__EXERCISE__:
Count lines, not occurrences: report how many lines in the records hold the string "potable", and nothing else.

Dataset entries
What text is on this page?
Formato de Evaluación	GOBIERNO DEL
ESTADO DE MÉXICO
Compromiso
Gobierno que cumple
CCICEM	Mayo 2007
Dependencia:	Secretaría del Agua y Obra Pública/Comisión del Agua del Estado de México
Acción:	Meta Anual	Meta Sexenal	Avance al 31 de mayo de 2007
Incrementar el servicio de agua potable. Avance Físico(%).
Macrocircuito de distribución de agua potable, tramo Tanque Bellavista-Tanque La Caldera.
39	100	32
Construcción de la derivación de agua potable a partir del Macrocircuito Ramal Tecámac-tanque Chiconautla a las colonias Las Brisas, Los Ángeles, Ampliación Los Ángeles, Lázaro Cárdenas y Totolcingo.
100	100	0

__SOLUTION TO THE PROBLEM__:
3